Can you put the lines from the first one up to and including the line with "674, 1039, 698]" into a JSON list of strings, one string per line, leaving out any blank lines?

-- start of INPUT ROWS --

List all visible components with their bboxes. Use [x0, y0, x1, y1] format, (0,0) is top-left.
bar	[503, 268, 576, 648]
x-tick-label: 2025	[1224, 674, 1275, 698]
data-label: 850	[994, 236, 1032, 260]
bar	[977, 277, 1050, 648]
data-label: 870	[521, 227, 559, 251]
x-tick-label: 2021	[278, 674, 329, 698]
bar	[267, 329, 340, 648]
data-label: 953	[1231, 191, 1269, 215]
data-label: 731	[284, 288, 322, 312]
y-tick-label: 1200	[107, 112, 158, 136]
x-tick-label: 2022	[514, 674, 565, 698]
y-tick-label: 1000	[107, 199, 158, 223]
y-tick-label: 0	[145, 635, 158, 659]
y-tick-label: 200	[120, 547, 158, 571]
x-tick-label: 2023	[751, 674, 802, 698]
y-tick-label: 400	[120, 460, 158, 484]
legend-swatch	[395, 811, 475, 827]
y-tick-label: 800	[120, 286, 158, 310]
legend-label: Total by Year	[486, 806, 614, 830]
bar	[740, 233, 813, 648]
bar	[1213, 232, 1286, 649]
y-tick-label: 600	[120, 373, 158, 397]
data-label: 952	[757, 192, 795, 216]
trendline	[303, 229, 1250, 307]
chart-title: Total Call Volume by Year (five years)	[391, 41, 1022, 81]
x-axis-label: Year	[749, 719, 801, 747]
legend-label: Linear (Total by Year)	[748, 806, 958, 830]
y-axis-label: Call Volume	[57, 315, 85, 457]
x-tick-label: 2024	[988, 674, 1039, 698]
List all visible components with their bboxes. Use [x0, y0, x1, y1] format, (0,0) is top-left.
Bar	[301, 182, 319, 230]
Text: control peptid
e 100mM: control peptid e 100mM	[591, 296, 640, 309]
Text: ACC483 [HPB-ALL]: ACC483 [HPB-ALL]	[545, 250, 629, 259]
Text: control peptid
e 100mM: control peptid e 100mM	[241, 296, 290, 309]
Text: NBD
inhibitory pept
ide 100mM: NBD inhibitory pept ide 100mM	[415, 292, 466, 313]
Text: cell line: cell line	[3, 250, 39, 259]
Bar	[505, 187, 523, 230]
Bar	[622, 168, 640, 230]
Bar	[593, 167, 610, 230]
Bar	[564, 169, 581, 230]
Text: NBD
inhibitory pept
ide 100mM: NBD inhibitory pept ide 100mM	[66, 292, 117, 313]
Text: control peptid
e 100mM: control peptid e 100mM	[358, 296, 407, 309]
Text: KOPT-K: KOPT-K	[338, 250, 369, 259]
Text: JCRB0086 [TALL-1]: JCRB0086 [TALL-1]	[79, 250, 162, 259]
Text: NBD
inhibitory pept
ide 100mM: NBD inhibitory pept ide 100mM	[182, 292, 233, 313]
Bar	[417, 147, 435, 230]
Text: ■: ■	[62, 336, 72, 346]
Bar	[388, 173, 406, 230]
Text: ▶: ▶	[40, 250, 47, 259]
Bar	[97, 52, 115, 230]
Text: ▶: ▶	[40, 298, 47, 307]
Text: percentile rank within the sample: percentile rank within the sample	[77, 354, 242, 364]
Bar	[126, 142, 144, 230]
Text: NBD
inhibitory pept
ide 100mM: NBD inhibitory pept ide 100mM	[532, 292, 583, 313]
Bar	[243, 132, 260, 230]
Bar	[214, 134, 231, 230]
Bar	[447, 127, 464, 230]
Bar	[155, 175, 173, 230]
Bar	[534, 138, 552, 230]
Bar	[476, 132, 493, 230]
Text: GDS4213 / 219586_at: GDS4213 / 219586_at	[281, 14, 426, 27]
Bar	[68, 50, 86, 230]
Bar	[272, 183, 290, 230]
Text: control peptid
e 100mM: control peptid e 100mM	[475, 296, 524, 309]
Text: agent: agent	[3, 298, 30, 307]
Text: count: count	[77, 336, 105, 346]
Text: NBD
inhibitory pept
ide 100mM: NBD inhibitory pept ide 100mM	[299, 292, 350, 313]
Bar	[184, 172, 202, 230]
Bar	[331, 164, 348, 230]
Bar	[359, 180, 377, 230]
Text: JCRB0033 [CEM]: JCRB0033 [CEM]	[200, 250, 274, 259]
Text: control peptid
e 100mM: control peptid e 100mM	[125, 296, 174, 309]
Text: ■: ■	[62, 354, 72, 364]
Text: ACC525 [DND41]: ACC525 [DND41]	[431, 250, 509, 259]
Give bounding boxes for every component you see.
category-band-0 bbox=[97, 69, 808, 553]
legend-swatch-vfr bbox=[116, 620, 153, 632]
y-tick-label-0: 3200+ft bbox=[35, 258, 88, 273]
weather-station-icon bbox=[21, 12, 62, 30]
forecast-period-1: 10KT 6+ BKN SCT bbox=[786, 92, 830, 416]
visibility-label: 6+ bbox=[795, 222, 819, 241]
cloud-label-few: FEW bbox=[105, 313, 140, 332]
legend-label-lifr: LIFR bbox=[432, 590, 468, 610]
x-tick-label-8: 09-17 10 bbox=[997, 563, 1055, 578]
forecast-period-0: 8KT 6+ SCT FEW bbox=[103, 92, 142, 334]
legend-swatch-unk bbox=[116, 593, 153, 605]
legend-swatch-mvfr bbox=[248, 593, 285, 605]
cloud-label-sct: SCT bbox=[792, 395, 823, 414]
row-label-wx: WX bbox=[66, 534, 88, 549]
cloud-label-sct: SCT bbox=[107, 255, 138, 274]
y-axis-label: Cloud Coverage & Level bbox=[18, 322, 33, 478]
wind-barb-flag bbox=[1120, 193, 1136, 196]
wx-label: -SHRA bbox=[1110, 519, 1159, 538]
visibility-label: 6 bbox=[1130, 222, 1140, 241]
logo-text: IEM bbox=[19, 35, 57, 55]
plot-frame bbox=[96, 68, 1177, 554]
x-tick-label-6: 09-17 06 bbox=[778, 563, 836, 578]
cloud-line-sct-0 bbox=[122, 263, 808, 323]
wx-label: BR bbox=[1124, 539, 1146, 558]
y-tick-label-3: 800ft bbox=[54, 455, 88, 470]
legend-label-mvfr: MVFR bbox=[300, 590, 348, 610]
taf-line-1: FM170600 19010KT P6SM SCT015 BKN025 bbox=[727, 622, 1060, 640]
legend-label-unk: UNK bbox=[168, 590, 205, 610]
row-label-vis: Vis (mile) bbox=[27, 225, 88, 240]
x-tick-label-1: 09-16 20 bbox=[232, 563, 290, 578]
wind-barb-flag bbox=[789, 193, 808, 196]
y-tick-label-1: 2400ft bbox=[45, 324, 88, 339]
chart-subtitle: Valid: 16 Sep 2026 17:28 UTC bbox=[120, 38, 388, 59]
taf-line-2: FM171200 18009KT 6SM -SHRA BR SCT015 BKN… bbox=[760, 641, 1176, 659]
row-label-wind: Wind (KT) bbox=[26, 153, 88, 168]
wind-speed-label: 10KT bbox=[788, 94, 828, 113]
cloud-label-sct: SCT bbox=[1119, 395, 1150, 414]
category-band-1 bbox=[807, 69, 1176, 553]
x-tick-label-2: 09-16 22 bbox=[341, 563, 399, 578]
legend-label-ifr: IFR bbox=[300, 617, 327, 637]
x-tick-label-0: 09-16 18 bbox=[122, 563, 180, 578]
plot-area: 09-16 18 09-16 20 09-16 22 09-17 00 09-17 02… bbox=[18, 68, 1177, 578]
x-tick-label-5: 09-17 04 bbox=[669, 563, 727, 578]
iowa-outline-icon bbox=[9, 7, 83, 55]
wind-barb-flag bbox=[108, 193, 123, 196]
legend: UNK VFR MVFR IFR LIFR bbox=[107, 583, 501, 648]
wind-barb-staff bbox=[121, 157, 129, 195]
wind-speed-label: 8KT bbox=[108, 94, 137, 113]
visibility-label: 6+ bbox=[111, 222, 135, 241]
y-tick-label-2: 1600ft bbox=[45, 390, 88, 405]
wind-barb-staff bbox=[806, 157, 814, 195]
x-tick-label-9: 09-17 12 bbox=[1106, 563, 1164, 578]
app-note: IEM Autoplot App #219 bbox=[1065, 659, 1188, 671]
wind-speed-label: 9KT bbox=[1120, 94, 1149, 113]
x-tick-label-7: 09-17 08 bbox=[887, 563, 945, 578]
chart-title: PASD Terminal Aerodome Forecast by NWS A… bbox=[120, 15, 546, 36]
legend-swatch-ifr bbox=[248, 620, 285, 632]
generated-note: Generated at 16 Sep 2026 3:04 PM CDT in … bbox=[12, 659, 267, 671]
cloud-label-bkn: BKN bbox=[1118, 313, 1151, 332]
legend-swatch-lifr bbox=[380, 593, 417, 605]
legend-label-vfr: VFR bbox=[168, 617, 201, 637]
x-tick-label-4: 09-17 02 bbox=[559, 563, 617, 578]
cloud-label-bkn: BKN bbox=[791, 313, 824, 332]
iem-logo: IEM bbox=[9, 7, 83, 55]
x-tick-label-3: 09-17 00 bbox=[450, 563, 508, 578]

-- end of INPUT ROWS --

EXERCISE RESULT ::
[
  "List all visible components with their bboxes. Use [x0, y0, x1, y1] format, (0,0) is top-left.",
  "bar\t[503, 268, 576, 648]",
  "x-tick-label: 2025\t[1224, 674, 1275, 698]",
  "data-label: 850\t[994, 236, 1032, 260]",
  "bar\t[977, 277, 1050, 648]",
  "data-label: 870\t[521, 227, 559, 251]",
  "x-tick-label: 2021\t[278, 674, 329, 698]",
  "bar\t[267, 329, 340, 648]",
  "data-label: 953\t[1231, 191, 1269, 215]",
  "data-label: 731\t[284, 288, 322, 312]",
  "y-tick-label: 1200\t[107, 112, 158, 136]",
  "x-tick-label: 2022\t[514, 674, 565, 698]",
  "y-tick-label: 1000\t[107, 199, 158, 223]",
  "y-tick-label: 0\t[145, 635, 158, 659]",
  "y-tick-label: 200\t[120, 547, 158, 571]",
  "x-tick-label: 2023\t[751, 674, 802, 698]",
  "y-tick-label: 400\t[120, 460, 158, 484]",
  "legend-swatch\t[395, 811, 475, 827]",
  "y-tick-label: 800\t[120, 286, 158, 310]",
  "legend-label: Total by Year\t[486, 806, 614, 830]",
  "bar\t[740, 233, 813, 648]",
  "bar\t[1213, 232, 1286, 649]",
  "y-tick-label: 600\t[120, 373, 158, 397]",
  "data-label: 952\t[757, 192, 795, 216]",
  "trendline\t[303, 229, 1250, 307]",
  "chart-title: Total Call Volume by Year (five years)\t[391, 41, 1022, 81]",
  "x-axis-label: Year\t[749, 719, 801, 747]",
  "legend-label: Linear (Total by Year)\t[748, 806, 958, 830]",
  "y-axis-label: Call Volume\t[57, 315, 85, 457]",
  "x-tick-label: 2024\t[988, 674, 1039, 698]"
]